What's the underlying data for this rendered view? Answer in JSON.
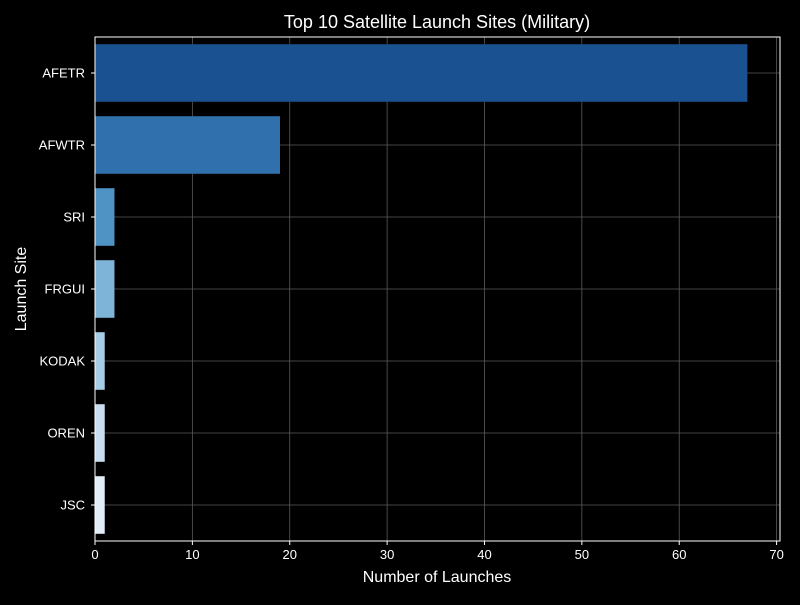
{
  "chart_data": {
    "type": "bar",
    "orientation": "horizontal",
    "title": "Top 10 Satellite Launch Sites (Military)",
    "xlabel": "Number of Launches",
    "ylabel": "Launch Site",
    "categories": [
      "AFETR",
      "AFWTR",
      "SRI",
      "FRGUI",
      "KODAK",
      "OREN",
      "JSC"
    ],
    "values": [
      67,
      19,
      2,
      2,
      1,
      1,
      1
    ],
    "xlim": [
      0,
      70.35
    ],
    "xticks": [
      0,
      10,
      20,
      30,
      40,
      50,
      60,
      70
    ],
    "grid": true,
    "legend": "none",
    "bar_colors": [
      "#1a5190",
      "#2f70ad",
      "#4f93c4",
      "#7db4d8",
      "#a7cce6",
      "#c9def1",
      "#e2edf8"
    ],
    "colors": {
      "background": "#000000",
      "axis": "#ffffff",
      "text": "#ffffff",
      "grid": "#5a5a5a"
    }
  }
}
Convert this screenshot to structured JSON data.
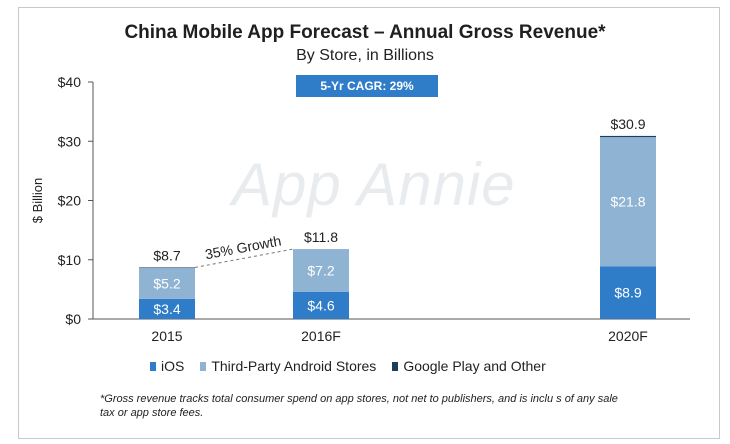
{
  "title": "China Mobile App Forecast – Annual Gross Revenue*",
  "subtitle": "By Store, in Billions",
  "cagr_badge": "5-Yr CAGR: 29%",
  "watermark": "App Annie",
  "growth_annotation": "35% Growth",
  "footnote": "*Gross revenue tracks total consumer spend on app stores, not net to publishers, and is inclu  s of any sale",
  "footnote_line2": "tax or app store fees.",
  "colors": {
    "ios": "#2f7dc9",
    "third_party": "#8fb3d3",
    "google_play": "#1f3d5c"
  },
  "chart_data": {
    "type": "bar",
    "stacked": true,
    "categories": [
      "2015",
      "2016F",
      "2020F"
    ],
    "series": [
      {
        "name": "iOS",
        "values": [
          3.4,
          4.6,
          8.9
        ],
        "labels": [
          "$3.4",
          "$4.6",
          "$8.9"
        ]
      },
      {
        "name": "Third-Party Android Stores",
        "values": [
          5.2,
          7.2,
          21.8
        ],
        "labels": [
          "$5.2",
          "$7.2",
          "$21.8"
        ]
      },
      {
        "name": "Google Play and Other",
        "values": [
          0.1,
          0,
          0.2
        ],
        "labels": [
          "",
          "",
          ""
        ]
      }
    ],
    "totals": [
      8.7,
      11.8,
      30.9
    ],
    "total_labels": [
      "$8.7",
      "$11.8",
      "$30.9"
    ],
    "ylabel": "$ Billion",
    "ylim": [
      0,
      40
    ],
    "yticks": [
      0,
      10,
      20,
      30,
      40
    ],
    "ytick_labels": [
      "$0",
      "$10",
      "$20",
      "$30",
      "$40"
    ],
    "legend_position": "bottom",
    "grid": false
  }
}
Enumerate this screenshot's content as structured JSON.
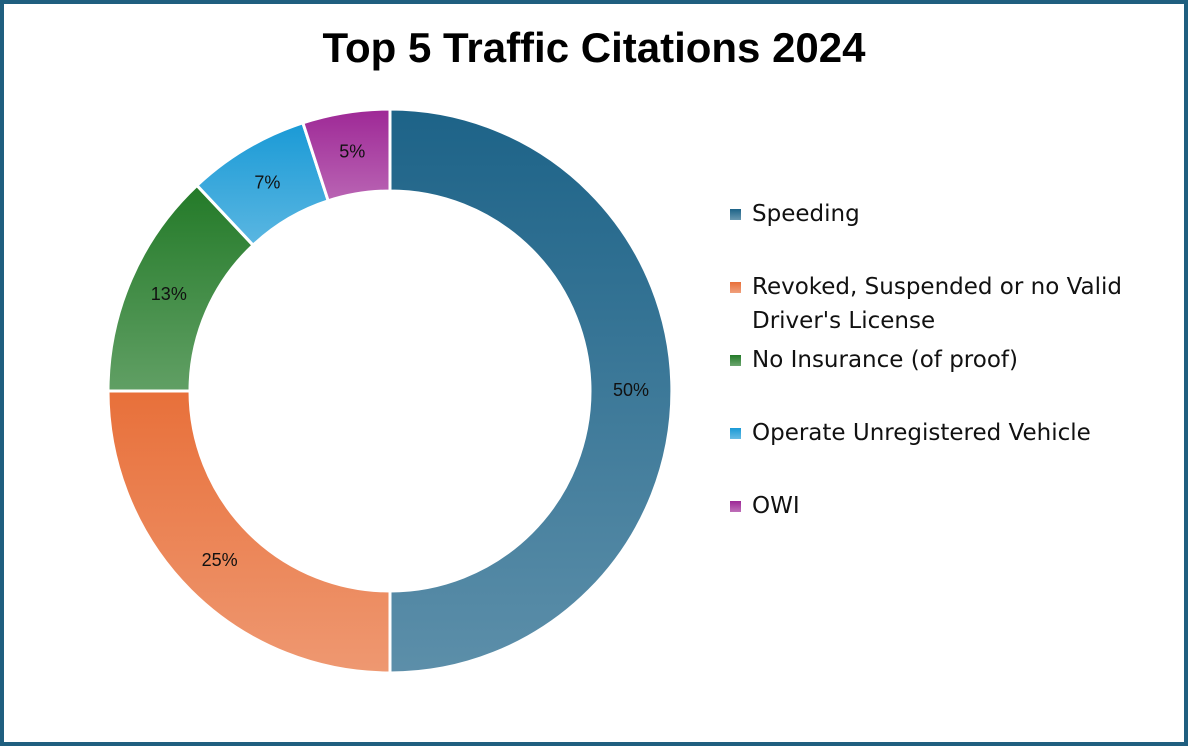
{
  "chart_data": {
    "type": "donut",
    "title": "Top 5 Traffic Citations 2024",
    "categories": [
      "Speeding",
      "Revoked, Suspended or no Valid Driver's License",
      "No Insurance (of proof)",
      "Operate Unregistered Vehicle",
      "OWI"
    ],
    "values": [
      50,
      25,
      13,
      7,
      5
    ],
    "value_labels": [
      "50%",
      "25%",
      "13%",
      "7%",
      "5%"
    ],
    "colors": [
      "#1d6388",
      "#e8703a",
      "#237a28",
      "#1a9ad6",
      "#9e2896"
    ],
    "legend": "right"
  }
}
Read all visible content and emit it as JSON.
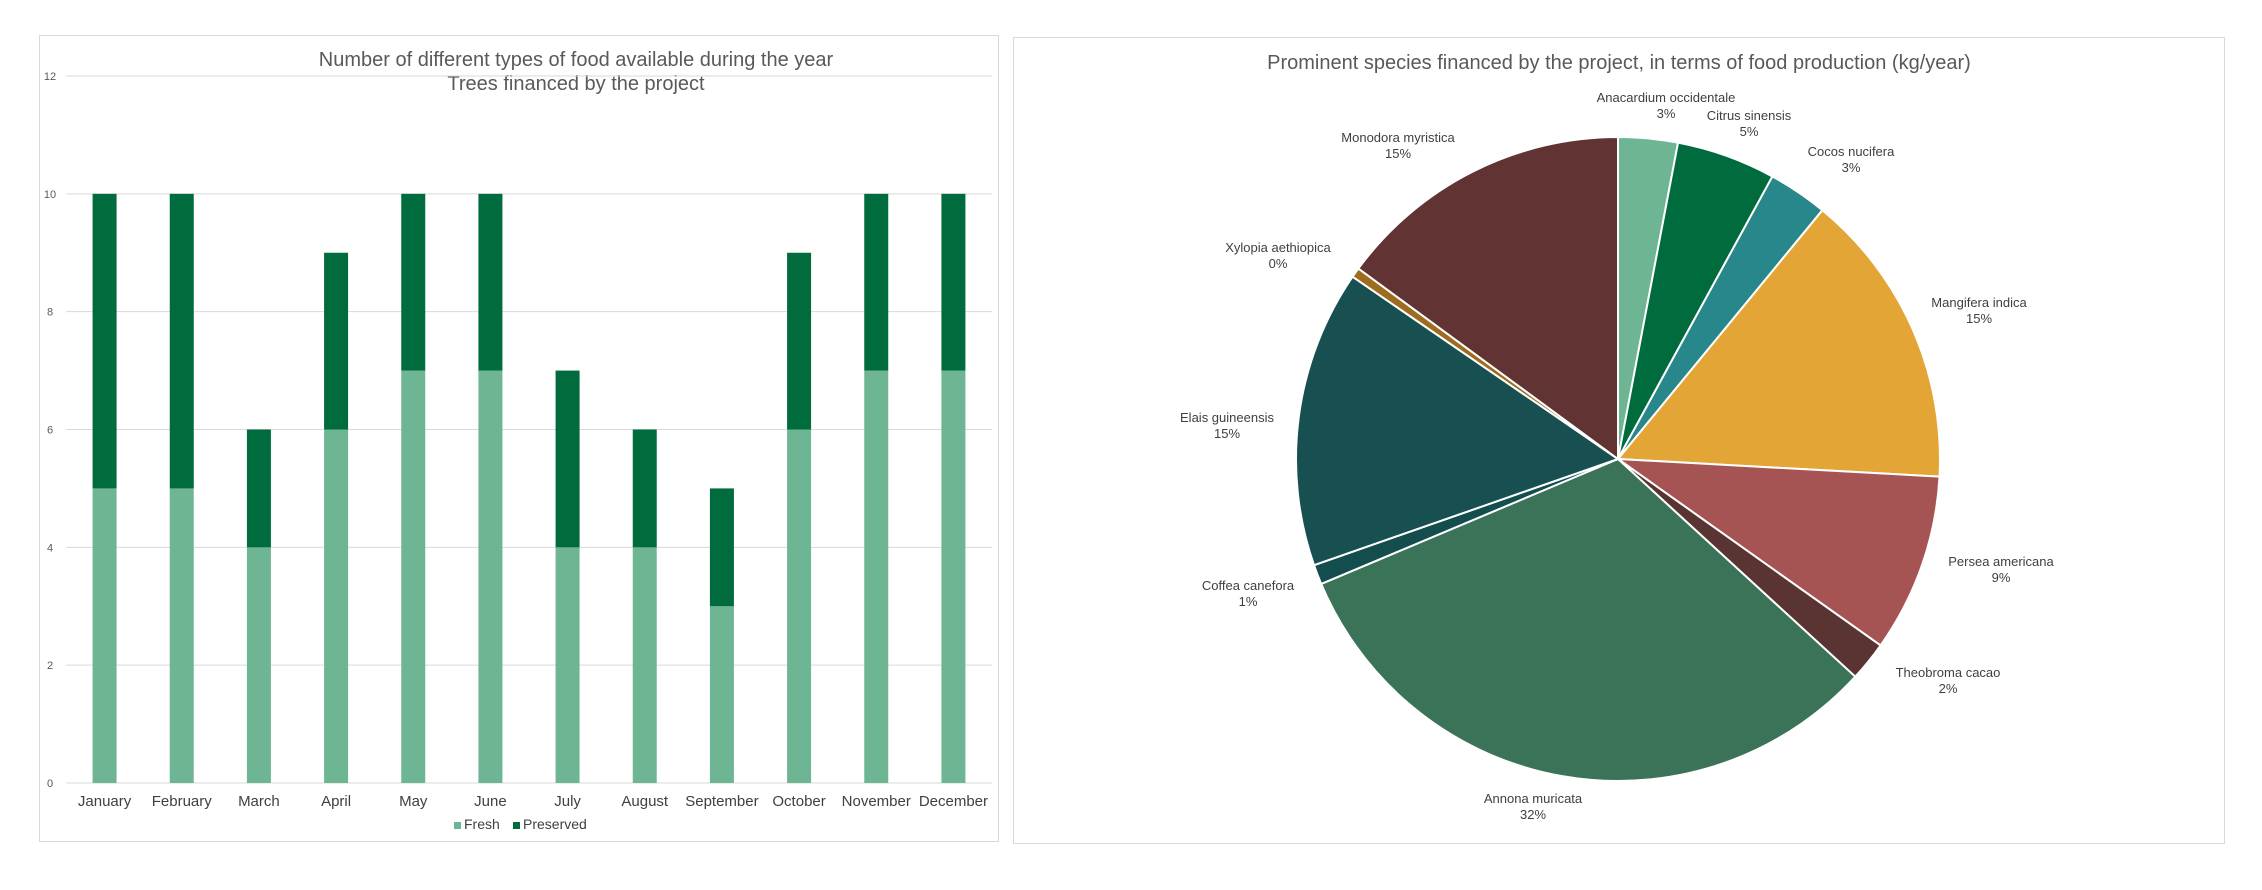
{
  "chart_data": [
    {
      "type": "bar",
      "stacked": true,
      "title": "Number of different types of food available during the year",
      "subtitle": "Trees financed by the project",
      "categories": [
        "January",
        "February",
        "March",
        "April",
        "May",
        "June",
        "July",
        "August",
        "September",
        "October",
        "November",
        "December"
      ],
      "series": [
        {
          "name": "Fresh",
          "values": [
            5,
            5,
            4,
            6,
            7,
            7,
            4,
            4,
            3,
            6,
            7,
            7
          ],
          "color": "#6db593"
        },
        {
          "name": "Preserved",
          "values": [
            5,
            5,
            2,
            3,
            3,
            3,
            3,
            2,
            2,
            3,
            3,
            3
          ],
          "color": "#006b3c"
        }
      ],
      "ylim": [
        0,
        12
      ],
      "yticks": [
        0,
        2,
        4,
        6,
        8,
        10,
        12
      ],
      "grid": true,
      "legend_position": "bottom"
    },
    {
      "type": "pie",
      "title": "Prominent species financed by the project, in terms of  food production (kg/year)",
      "slices": [
        {
          "label": "Anacardium occidentale",
          "value": 3,
          "pct": "3%",
          "color": "#6db593"
        },
        {
          "label": "Citrus sinensis",
          "value": 5,
          "pct": "5%",
          "color": "#006b3c"
        },
        {
          "label": "Cocos nucifera",
          "value": 3,
          "pct": "3%",
          "color": "#28878a"
        },
        {
          "label": "Mangifera indica",
          "value": 15,
          "pct": "15%",
          "color": "#e3a535"
        },
        {
          "label": "Persea americana",
          "value": 9,
          "pct": "9%",
          "color": "#a65453"
        },
        {
          "label": "Theobroma cacao",
          "value": 2,
          "pct": "2%",
          "color": "#593432"
        },
        {
          "label": "Annona muricata",
          "value": 32,
          "pct": "32%",
          "color": "#3a7357"
        },
        {
          "label": "Coffea canefora",
          "value": 1,
          "pct": "1%",
          "color": "#144d4d"
        },
        {
          "label": "Elais guineensis",
          "value": 15,
          "pct": "15%",
          "color": "#184f51"
        },
        {
          "label": "Xylopia aethiopica",
          "value": 0.5,
          "pct": "0%",
          "color": "#9e6c1e"
        },
        {
          "label": "Monodora myristica",
          "value": 15,
          "pct": "15%",
          "color": "#623333"
        }
      ]
    }
  ]
}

PROMPT:
Copy the records exactly as they appear, excluding images.

FINISHED TASK:
What's the underlying data for this rendered view? Answer in JSON.
{
  "chart_data": {
    "type": "bar",
    "orientation": "horizontal",
    "title": "Top 10 Satellite Launch Sites (Military)",
    "xlabel": "Number of Launches",
    "ylabel": "Launch Site",
    "categories": [
      "AFETR",
      "AFWTR",
      "SRI",
      "FRGUI",
      "KODAK",
      "OREN",
      "JSC"
    ],
    "values": [
      67,
      19,
      2,
      2,
      1,
      1,
      1
    ],
    "xlim": [
      0,
      70.35
    ],
    "xticks": [
      0,
      10,
      20,
      30,
      40,
      50,
      60,
      70
    ],
    "grid": true,
    "legend": "none",
    "bar_colors": [
      "#1a5190",
      "#2f70ad",
      "#4f93c4",
      "#7db4d8",
      "#a7cce6",
      "#c9def1",
      "#e2edf8"
    ],
    "colors": {
      "background": "#000000",
      "axis": "#ffffff",
      "text": "#ffffff",
      "grid": "#5a5a5a"
    }
  }
}
Convert this screenshot to structured JSON data.
{
  "title": "China Mobile App Forecast – Annual Gross Revenue*",
  "subtitle": "By Store, in Billions",
  "cagr_badge": "5-Yr CAGR: 29%",
  "watermark": "App Annie",
  "growth_annotation": "35% Growth",
  "footnote": "*Gross revenue tracks total consumer spend on app stores, not net to publishers, and is inclu  s of any sale",
  "footnote_line2": "tax or app store fees.",
  "colors": {
    "ios": "#2f7dc9",
    "third_party": "#8fb3d3",
    "google_play": "#1f3d5c"
  },
  "chart_data": {
    "type": "bar",
    "stacked": true,
    "categories": [
      "2015",
      "2016F",
      "2020F"
    ],
    "series": [
      {
        "name": "iOS",
        "values": [
          3.4,
          4.6,
          8.9
        ],
        "labels": [
          "$3.4",
          "$4.6",
          "$8.9"
        ]
      },
      {
        "name": "Third-Party Android Stores",
        "values": [
          5.2,
          7.2,
          21.8
        ],
        "labels": [
          "$5.2",
          "$7.2",
          "$21.8"
        ]
      },
      {
        "name": "Google Play and Other",
        "values": [
          0.1,
          0,
          0.2
        ],
        "labels": [
          "",
          "",
          ""
        ]
      }
    ],
    "totals": [
      8.7,
      11.8,
      30.9
    ],
    "total_labels": [
      "$8.7",
      "$11.8",
      "$30.9"
    ],
    "ylabel": "$ Billion",
    "ylim": [
      0,
      40
    ],
    "yticks": [
      0,
      10,
      20,
      30,
      40
    ],
    "ytick_labels": [
      "$0",
      "$10",
      "$20",
      "$30",
      "$40"
    ],
    "legend_position": "bottom",
    "grid": false
  }
}
Enumerate this screenshot's content as structured JSON.
{
  "chart_data": {
    "type": "donut",
    "title": "Top 5 Traffic Citations 2024",
    "categories": [
      "Speeding",
      "Revoked, Suspended or no Valid Driver's License",
      "No Insurance (of proof)",
      "Operate Unregistered Vehicle",
      "OWI"
    ],
    "values": [
      50,
      25,
      13,
      7,
      5
    ],
    "value_labels": [
      "50%",
      "25%",
      "13%",
      "7%",
      "5%"
    ],
    "colors": [
      "#1d6388",
      "#e8703a",
      "#237a28",
      "#1a9ad6",
      "#9e2896"
    ],
    "legend": "right"
  }
}
Read all visible content and emit it as JSON.
{
  "chart_data": [
    {
      "type": "bar",
      "stacked": true,
      "title": "Number of different types of food available during the year",
      "subtitle": "Trees financed by the project",
      "categories": [
        "January",
        "February",
        "March",
        "April",
        "May",
        "June",
        "July",
        "August",
        "September",
        "October",
        "November",
        "December"
      ],
      "series": [
        {
          "name": "Fresh",
          "values": [
            5,
            5,
            4,
            6,
            7,
            7,
            4,
            4,
            3,
            6,
            7,
            7
          ],
          "color": "#6db593"
        },
        {
          "name": "Preserved",
          "values": [
            5,
            5,
            2,
            3,
            3,
            3,
            3,
            2,
            2,
            3,
            3,
            3
          ],
          "color": "#006b3c"
        }
      ],
      "ylim": [
        0,
        12
      ],
      "yticks": [
        0,
        2,
        4,
        6,
        8,
        10,
        12
      ],
      "grid": true,
      "legend_position": "bottom"
    },
    {
      "type": "pie",
      "title": "Prominent species financed by the project, in terms of  food production (kg/year)",
      "slices": [
        {
          "label": "Anacardium occidentale",
          "value": 3,
          "pct": "3%",
          "color": "#6db593"
        },
        {
          "label": "Citrus sinensis",
          "value": 5,
          "pct": "5%",
          "color": "#006b3c"
        },
        {
          "label": "Cocos nucifera",
          "value": 3,
          "pct": "3%",
          "color": "#28878a"
        },
        {
          "label": "Mangifera indica",
          "value": 15,
          "pct": "15%",
          "color": "#e3a535"
        },
        {
          "label": "Persea americana",
          "value": 9,
          "pct": "9%",
          "color": "#a65453"
        },
        {
          "label": "Theobroma cacao",
          "value": 2,
          "pct": "2%",
          "color": "#593432"
        },
        {
          "label": "Annona muricata",
          "value": 32,
          "pct": "32%",
          "color": "#3a7357"
        },
        {
          "label": "Coffea canefora",
          "value": 1,
          "pct": "1%",
          "color": "#144d4d"
        },
        {
          "label": "Elais guineensis",
          "value": 15,
          "pct": "15%",
          "color": "#184f51"
        },
        {
          "label": "Xylopia aethiopica",
          "value": 0.5,
          "pct": "0%",
          "color": "#9e6c1e"
        },
        {
          "label": "Monodora myristica",
          "value": 15,
          "pct": "15%",
          "color": "#623333"
        }
      ]
    }
  ]
}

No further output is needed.